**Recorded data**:
.....
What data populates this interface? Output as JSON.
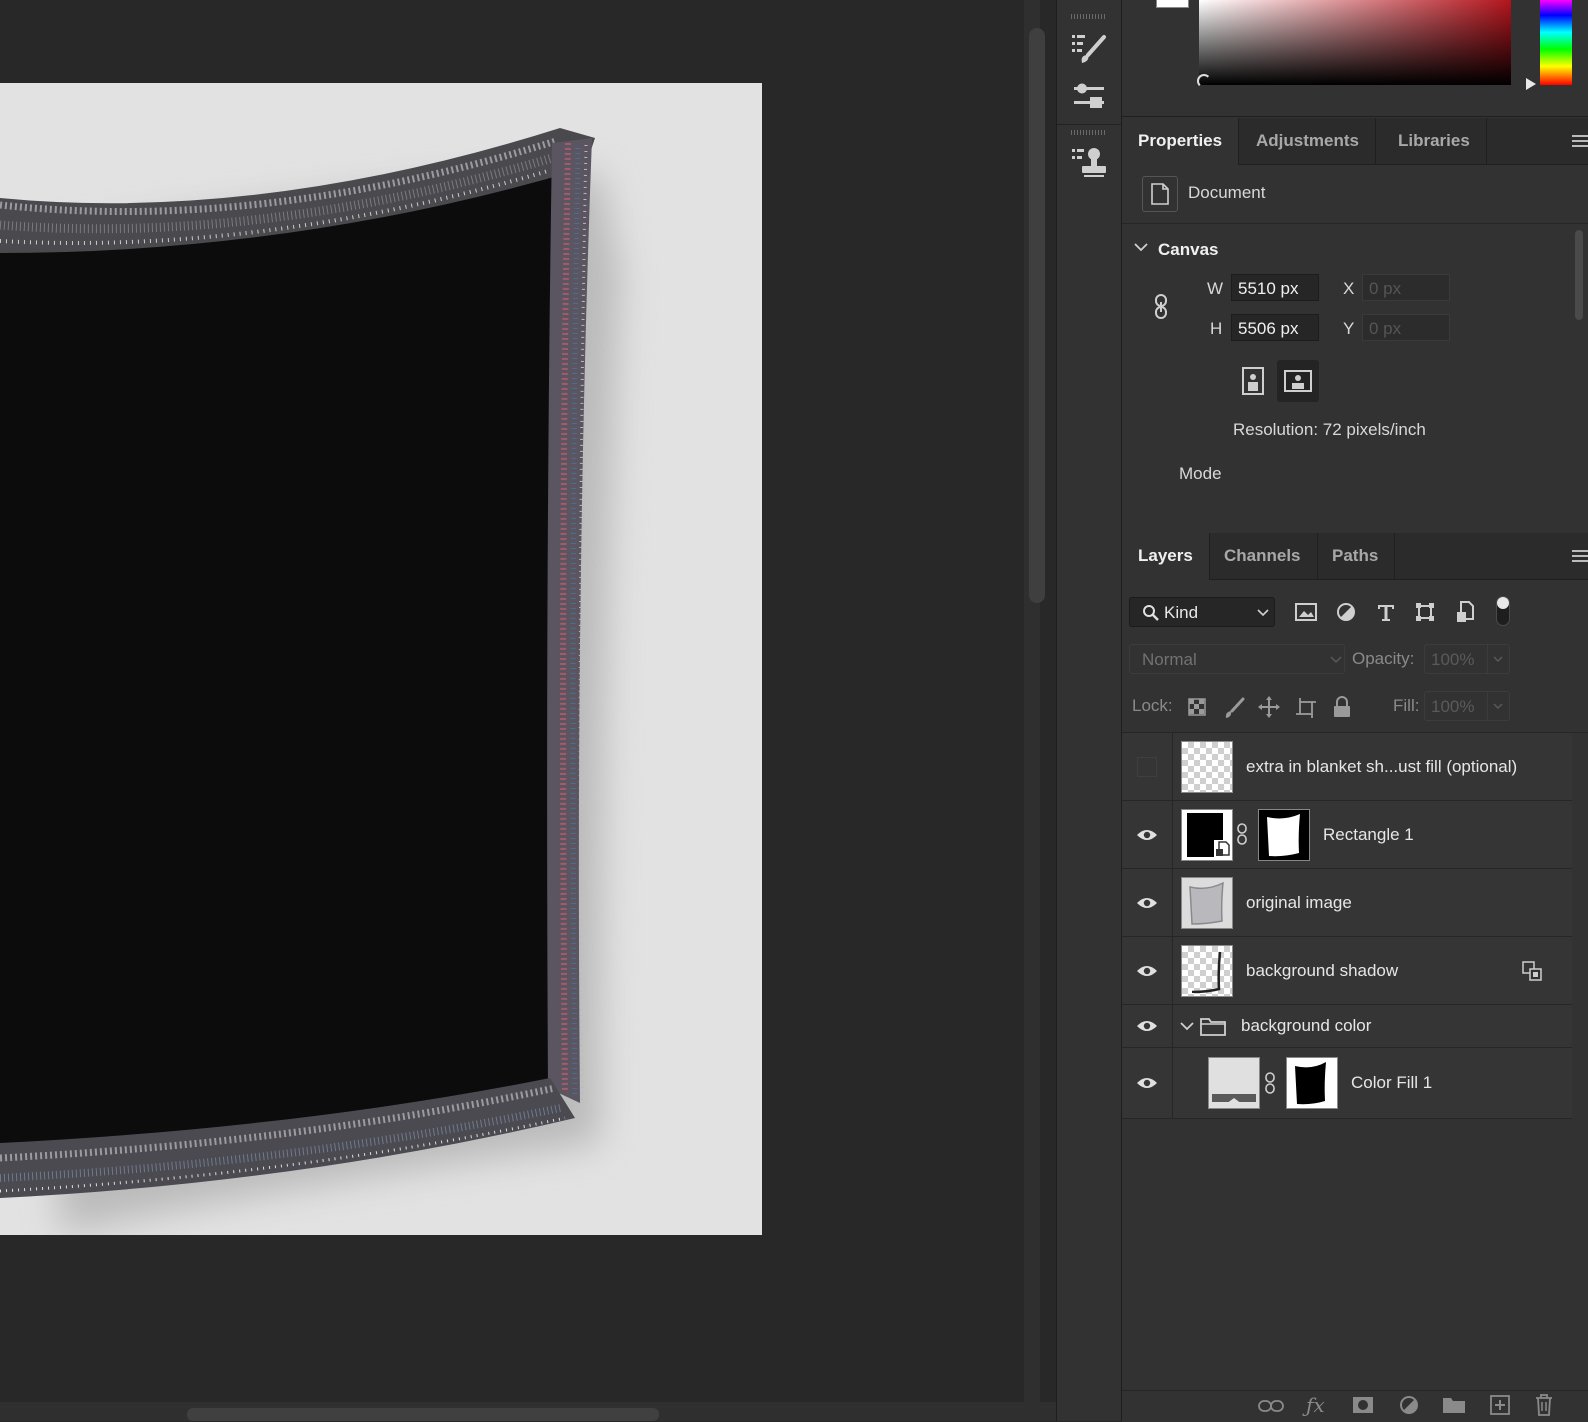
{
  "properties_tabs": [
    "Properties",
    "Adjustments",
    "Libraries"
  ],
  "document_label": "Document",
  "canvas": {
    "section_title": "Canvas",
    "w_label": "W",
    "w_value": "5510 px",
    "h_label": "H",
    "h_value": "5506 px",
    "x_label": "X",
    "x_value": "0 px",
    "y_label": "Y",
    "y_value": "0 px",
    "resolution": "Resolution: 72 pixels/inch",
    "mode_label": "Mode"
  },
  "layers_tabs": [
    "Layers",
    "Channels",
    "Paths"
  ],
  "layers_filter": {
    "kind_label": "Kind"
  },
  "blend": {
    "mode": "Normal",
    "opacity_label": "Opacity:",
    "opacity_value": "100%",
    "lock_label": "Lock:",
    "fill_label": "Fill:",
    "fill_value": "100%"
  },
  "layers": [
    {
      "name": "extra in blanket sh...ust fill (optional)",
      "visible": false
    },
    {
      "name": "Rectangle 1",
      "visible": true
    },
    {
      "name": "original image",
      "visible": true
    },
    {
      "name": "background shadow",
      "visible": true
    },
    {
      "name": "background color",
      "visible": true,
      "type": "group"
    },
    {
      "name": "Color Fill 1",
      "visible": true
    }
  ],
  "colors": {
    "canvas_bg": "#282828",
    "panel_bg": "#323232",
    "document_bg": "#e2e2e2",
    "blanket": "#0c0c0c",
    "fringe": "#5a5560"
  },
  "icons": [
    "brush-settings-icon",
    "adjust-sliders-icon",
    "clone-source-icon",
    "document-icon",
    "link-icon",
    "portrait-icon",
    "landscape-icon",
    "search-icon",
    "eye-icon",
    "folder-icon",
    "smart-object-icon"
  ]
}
.....
**EXERCISE REQUIREMENTS**:
Of the lines above, copy each that contains "name".

**EXERCISE RESPONSE**:
      "name": "extra in blanket sh...ust fill (optional)",
      "name": "Rectangle 1",
      "name": "original image",
      "name": "background shadow",
      "name": "background color",
      "name": "Color Fill 1",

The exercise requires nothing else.